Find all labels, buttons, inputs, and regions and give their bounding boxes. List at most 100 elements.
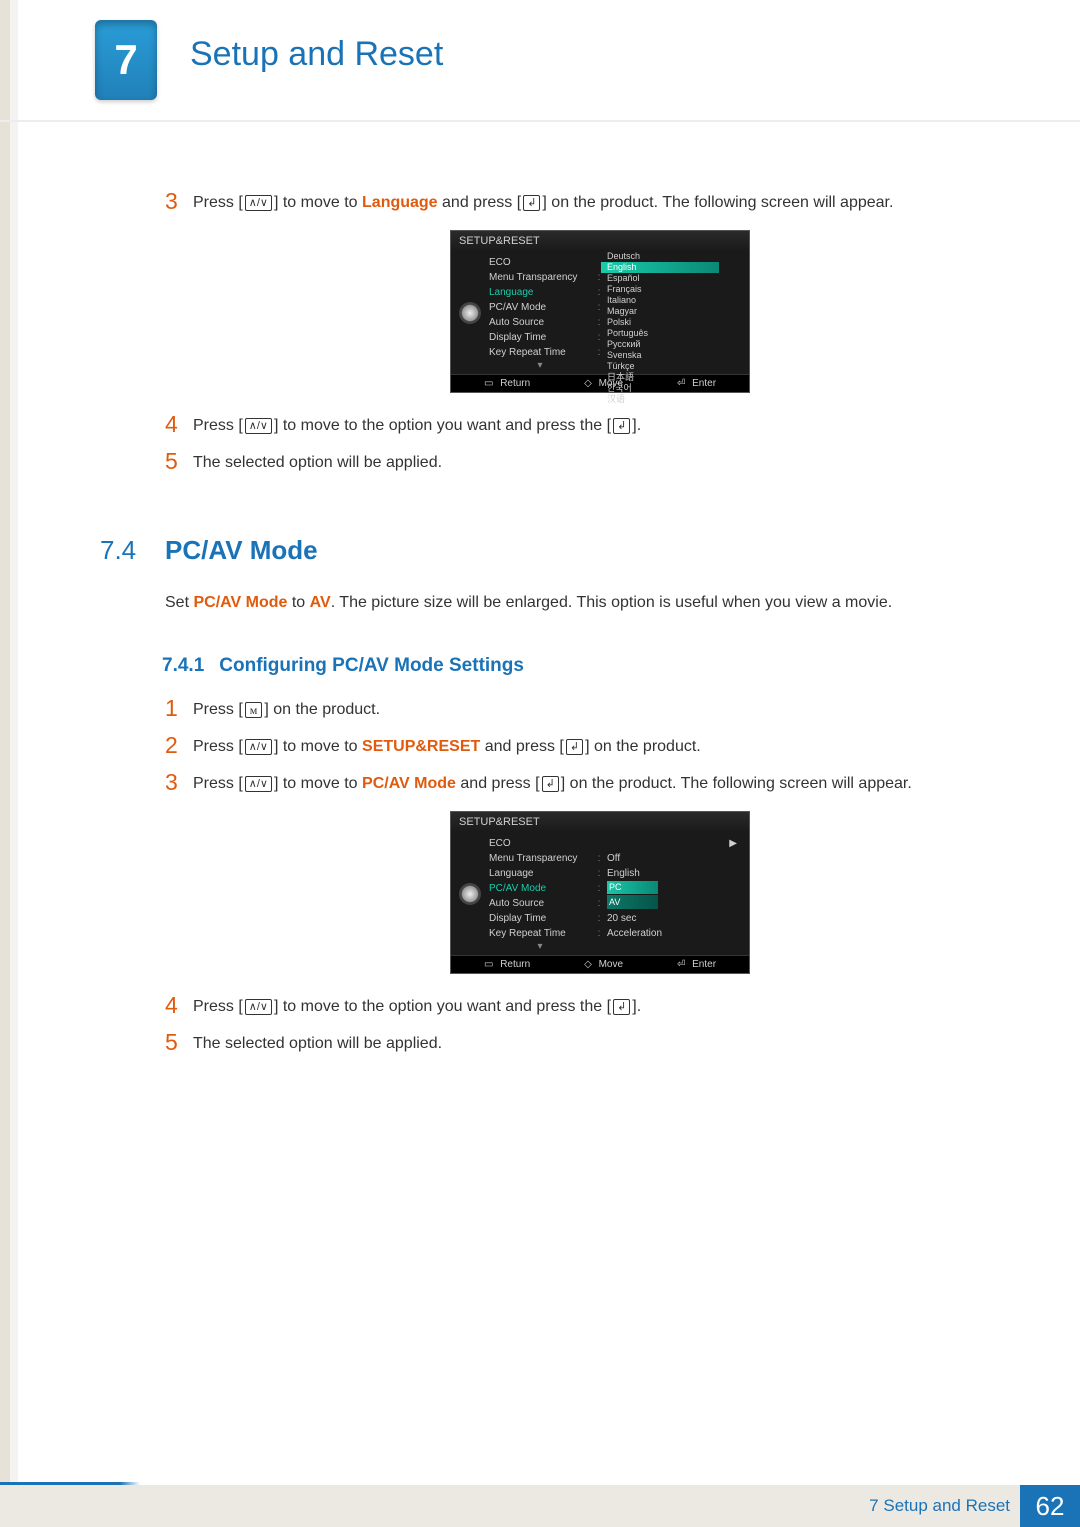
return-icon: ▭ — [484, 378, 493, 389]
enter-icon: ↲ — [566, 739, 583, 755]
move-icon: ◇ — [584, 378, 592, 389]
osd-pcav-options: PC AV — [607, 881, 743, 911]
lang-option: Español — [601, 273, 719, 284]
osd-label: ECO — [489, 836, 591, 851]
step-text: Press [∧/∨] to move to the option you wa… — [193, 413, 1035, 438]
section-title: PC/AV Mode — [165, 535, 318, 566]
osd-label: Menu Transparency — [489, 270, 591, 285]
step-number: 3 — [165, 190, 193, 215]
subsection-number: 7.4.1 — [162, 655, 204, 676]
t: and press [ — [456, 775, 540, 792]
step-number: 3 — [165, 771, 193, 796]
section-number: 7.4 — [100, 535, 165, 566]
osd-label: PC/AV Mode — [489, 300, 591, 315]
enter-icon: ↲ — [613, 999, 630, 1015]
pcav-option-pc: PC — [607, 881, 658, 894]
lang-option: Magyar — [601, 306, 719, 317]
chapter-title: Setup and Reset — [190, 35, 443, 74]
gear-icon — [459, 302, 481, 324]
step-text: Press [∧/∨] to move to SETUP&RESET and p… — [193, 734, 1035, 759]
lang-option: Deutsch — [601, 251, 719, 262]
pcav-option-av: AV — [607, 895, 658, 909]
step-text: Press [∧/∨] to move to the option you wa… — [193, 994, 1035, 1019]
t: ] on the product. The following screen w… — [561, 775, 912, 792]
chevron-down-icon: ▾ — [489, 941, 591, 953]
footer-crumbs: 7 Setup and Reset — [869, 1496, 1010, 1516]
pcav-highlight: PC/AV Mode — [362, 775, 456, 792]
lang-option: 日本語 — [601, 372, 719, 383]
section-paragraph: Set PC/AV Mode to AV. The picture size w… — [165, 591, 1035, 615]
t: ] on the product. — [585, 738, 701, 755]
step-number: 1 — [165, 697, 193, 722]
osd-label: Key Repeat Time — [489, 926, 591, 941]
lang-option: 汉语 — [601, 394, 719, 405]
updown-icon: ∧/∨ — [245, 776, 272, 792]
gear-icon — [459, 883, 481, 905]
chapter-number-badge: 7 — [95, 20, 157, 100]
t: Press [ — [193, 775, 243, 792]
lang-option: Svenska — [601, 350, 719, 361]
step-text: Press [∧/∨] to move to PC/AV Mode and pr… — [193, 771, 1035, 796]
t: Press [ — [193, 417, 243, 434]
osd-label: Auto Source — [489, 315, 591, 330]
osd-value: Acceleration — [607, 926, 743, 941]
t: ] to move to the option you want and pre… — [274, 417, 611, 434]
osd-menu-labels: ECO Menu Transparency Language PC/AV Mod… — [489, 836, 591, 953]
step-number: 4 — [165, 413, 193, 438]
osd-values-col: ▶ Off English PC AV 20 sec Acceleration — [607, 836, 743, 953]
step-number: 5 — [165, 450, 193, 475]
subsection-title: Configuring PC/AV Mode Settings — [219, 655, 524, 676]
osd-move-label: Move — [599, 959, 623, 970]
osd-screenshot-language: SETUP&RESET ECO Menu Transparency Langua… — [450, 230, 750, 393]
pcav-highlight: PC/AV Mode — [193, 594, 287, 611]
osd-label: Auto Source — [489, 896, 591, 911]
osd-language-dropdown: Deutsch English Español Français Italian… — [601, 251, 719, 405]
t: Set — [165, 594, 193, 611]
page-number: 62 — [1020, 1485, 1080, 1527]
lang-option: Português — [601, 328, 719, 339]
updown-icon: ∧/∨ — [245, 739, 272, 755]
section-heading: 7.4 PC/AV Mode — [100, 535, 1035, 566]
page-footer: 7 Setup and Reset 62 — [0, 1485, 1080, 1527]
lang-option: Italiano — [601, 295, 719, 306]
updown-icon: ∧/∨ — [245, 195, 272, 211]
menu-icon: ᴍ — [245, 702, 263, 718]
t: and press [ — [480, 738, 564, 755]
t: ] on the product. The following screen w… — [542, 194, 893, 211]
t: ]. — [632, 417, 641, 434]
step-text: The selected option will be applied. — [193, 450, 1035, 475]
t: ] to move to the option you want and pre… — [274, 998, 611, 1015]
osd-title: SETUP&RESET — [451, 812, 749, 832]
lang-option-selected: English — [601, 262, 719, 273]
updown-icon: ∧/∨ — [245, 418, 272, 434]
osd-label: Key Repeat Time — [489, 345, 591, 360]
t: Press [ — [193, 194, 243, 211]
step-text: Press [ᴍ] on the product. — [193, 697, 1035, 722]
t: and press [ — [438, 194, 522, 211]
osd-value: English — [607, 866, 743, 881]
step-text: Press [∧/∨] to move to Language and pres… — [193, 190, 1035, 215]
t: Press [ — [193, 701, 243, 718]
t: ] to move to — [274, 775, 362, 792]
setup-reset-highlight: SETUP&RESET — [362, 738, 480, 755]
osd-label-selected: Language — [489, 285, 591, 300]
lang-option: Français — [601, 284, 719, 295]
osd-label: Display Time — [489, 911, 591, 926]
return-icon: ▭ — [484, 959, 493, 970]
move-icon: ◇ — [584, 959, 592, 970]
step-text: The selected option will be applied. — [193, 1031, 1035, 1056]
chevron-down-icon: ▾ — [489, 360, 591, 372]
t: Press [ — [193, 998, 243, 1015]
subsection-heading: 7.4.1 Configuring PC/AV Mode Settings — [162, 655, 1035, 677]
header-divider — [0, 120, 1080, 122]
t: ] to move to — [274, 738, 362, 755]
osd-value: Off — [607, 851, 743, 866]
enter-icon: ↲ — [523, 195, 540, 211]
t: ] on the product. — [264, 701, 380, 718]
lang-option: 한국어 — [601, 383, 719, 394]
osd-separator-col: :::::: — [591, 836, 607, 953]
lang-option: Türkçe — [601, 361, 719, 372]
osd-value: 20 sec — [607, 911, 743, 926]
t: Press [ — [193, 738, 243, 755]
enter-icon: ↲ — [613, 418, 630, 434]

REQUIRED WORK =
Copy the data above word for word, line by line, and leave out the picture.

OUTPUT FOR THIS EXERCISE =
Find all labels, buttons, inputs, and regions and give their bounding boxes. List at most 100 elements.
return-icon: ▭ — [484, 378, 493, 389]
enter-icon: ↲ — [566, 739, 583, 755]
move-icon: ◇ — [584, 378, 592, 389]
osd-pcav-options: PC AV — [607, 881, 743, 911]
lang-option: Español — [601, 273, 719, 284]
osd-label: ECO — [489, 836, 591, 851]
step-text: Press [∧/∨] to move to the option you wa… — [193, 413, 1035, 438]
section-title: PC/AV Mode — [165, 535, 318, 566]
osd-label: Menu Transparency — [489, 270, 591, 285]
step-number: 3 — [165, 190, 193, 215]
subsection-number: 7.4.1 — [162, 655, 204, 676]
t: and press [ — [456, 775, 540, 792]
step-number: 3 — [165, 771, 193, 796]
section-number: 7.4 — [100, 535, 165, 566]
osd-label: PC/AV Mode — [489, 300, 591, 315]
enter-icon: ↲ — [613, 999, 630, 1015]
pcav-option-pc: PC — [607, 881, 658, 894]
lang-option: Magyar — [601, 306, 719, 317]
chapter-title: Setup and Reset — [190, 35, 443, 74]
gear-icon — [459, 302, 481, 324]
step-text: Press [∧/∨] to move to SETUP&RESET and p… — [193, 734, 1035, 759]
lang-option: Deutsch — [601, 251, 719, 262]
pcav-option-av: AV — [607, 895, 658, 909]
step-text: Press [∧/∨] to move to the option you wa… — [193, 994, 1035, 1019]
t: ] on the product. The following screen w… — [561, 775, 912, 792]
chevron-down-icon: ▾ — [489, 941, 591, 953]
footer-crumbs: 7 Setup and Reset — [869, 1496, 1010, 1516]
pcav-highlight: PC/AV Mode — [362, 775, 456, 792]
lang-option: 日本語 — [601, 372, 719, 383]
section-paragraph: Set PC/AV Mode to AV. The picture size w… — [165, 591, 1035, 615]
t: ] on the product. — [585, 738, 701, 755]
step-number: 1 — [165, 697, 193, 722]
osd-label: Key Repeat Time — [489, 926, 591, 941]
lang-option: 汉语 — [601, 394, 719, 405]
updown-icon: ∧/∨ — [245, 776, 272, 792]
gear-icon — [459, 883, 481, 905]
chapter-number-badge: 7 — [95, 20, 157, 100]
t: Press [ — [193, 775, 243, 792]
lang-option: Svenska — [601, 350, 719, 361]
step-text: Press [∧/∨] to move to PC/AV Mode and pr… — [193, 771, 1035, 796]
t: Press [ — [193, 417, 243, 434]
osd-label: Auto Source — [489, 315, 591, 330]
osd-value: Acceleration — [607, 926, 743, 941]
t: ] to move to the option you want and pre… — [274, 417, 611, 434]
osd-menu-labels: ECO Menu Transparency Language PC/AV Mod… — [489, 836, 591, 953]
step-number: 4 — [165, 413, 193, 438]
osd-values-col: ▶ Off English PC AV 20 sec Acceleration — [607, 836, 743, 953]
step-number: 5 — [165, 450, 193, 475]
subsection-title: Configuring PC/AV Mode Settings — [219, 655, 524, 676]
osd-move-label: Move — [599, 959, 623, 970]
osd-screenshot-language: SETUP&RESET ECO Menu Transparency Langua… — [450, 230, 750, 393]
pcav-highlight: PC/AV Mode — [193, 594, 287, 611]
osd-label: Auto Source — [489, 896, 591, 911]
osd-language-dropdown: Deutsch English Español Français Italian… — [601, 251, 719, 405]
t: Set — [165, 594, 193, 611]
page-number: 62 — [1020, 1485, 1080, 1527]
lang-option: Português — [601, 328, 719, 339]
updown-icon: ∧/∨ — [245, 739, 272, 755]
section-heading: 7.4 PC/AV Mode — [100, 535, 1035, 566]
page-footer: 7 Setup and Reset 62 — [0, 1485, 1080, 1527]
lang-option: Italiano — [601, 295, 719, 306]
updown-icon: ∧/∨ — [245, 195, 272, 211]
menu-icon: ᴍ — [245, 702, 263, 718]
t: and press [ — [480, 738, 564, 755]
t: ] on the product. The following screen w… — [542, 194, 893, 211]
t: ]. — [632, 417, 641, 434]
step-text: The selected option will be applied. — [193, 450, 1035, 475]
t: ] to move to the option you want and pre… — [274, 998, 611, 1015]
osd-title: SETUP&RESET — [451, 812, 749, 832]
lang-option-selected: English — [601, 262, 719, 273]
updown-icon: ∧/∨ — [245, 418, 272, 434]
osd-label: Key Repeat Time — [489, 345, 591, 360]
t: Press [ — [193, 194, 243, 211]
step-text: Press [ᴍ] on the product. — [193, 697, 1035, 722]
t: and press [ — [438, 194, 522, 211]
osd-value: English — [607, 866, 743, 881]
step-text: Press [∧/∨] to move to Language and pres… — [193, 190, 1035, 215]
t: Press [ — [193, 701, 243, 718]
t: ] to move to — [274, 775, 362, 792]
setup-reset-highlight: SETUP&RESET — [362, 738, 480, 755]
osd-label-selected: Language — [489, 285, 591, 300]
lang-option: Français — [601, 284, 719, 295]
osd-label: Display Time — [489, 911, 591, 926]
return-icon: ▭ — [484, 959, 493, 970]
move-icon: ◇ — [584, 959, 592, 970]
step-text: The selected option will be applied. — [193, 1031, 1035, 1056]
chevron-down-icon: ▾ — [489, 360, 591, 372]
t: Press [ — [193, 998, 243, 1015]
subsection-heading: 7.4.1 Configuring PC/AV Mode Settings — [162, 655, 1035, 677]
header-divider — [0, 120, 1080, 122]
t: ] to move to — [274, 738, 362, 755]
osd-value: Off — [607, 851, 743, 866]
enter-icon: ↲ — [523, 195, 540, 211]
t: ] on the product. — [264, 701, 380, 718]
lang-option: 한국어 — [601, 383, 719, 394]
osd-separator-col: :::::: — [591, 836, 607, 953]
lang-option: Türkçe — [601, 361, 719, 372]
osd-value: 20 sec — [607, 911, 743, 926]
t: Press [ — [193, 738, 243, 755]
enter-icon: ↲ — [613, 418, 630, 434]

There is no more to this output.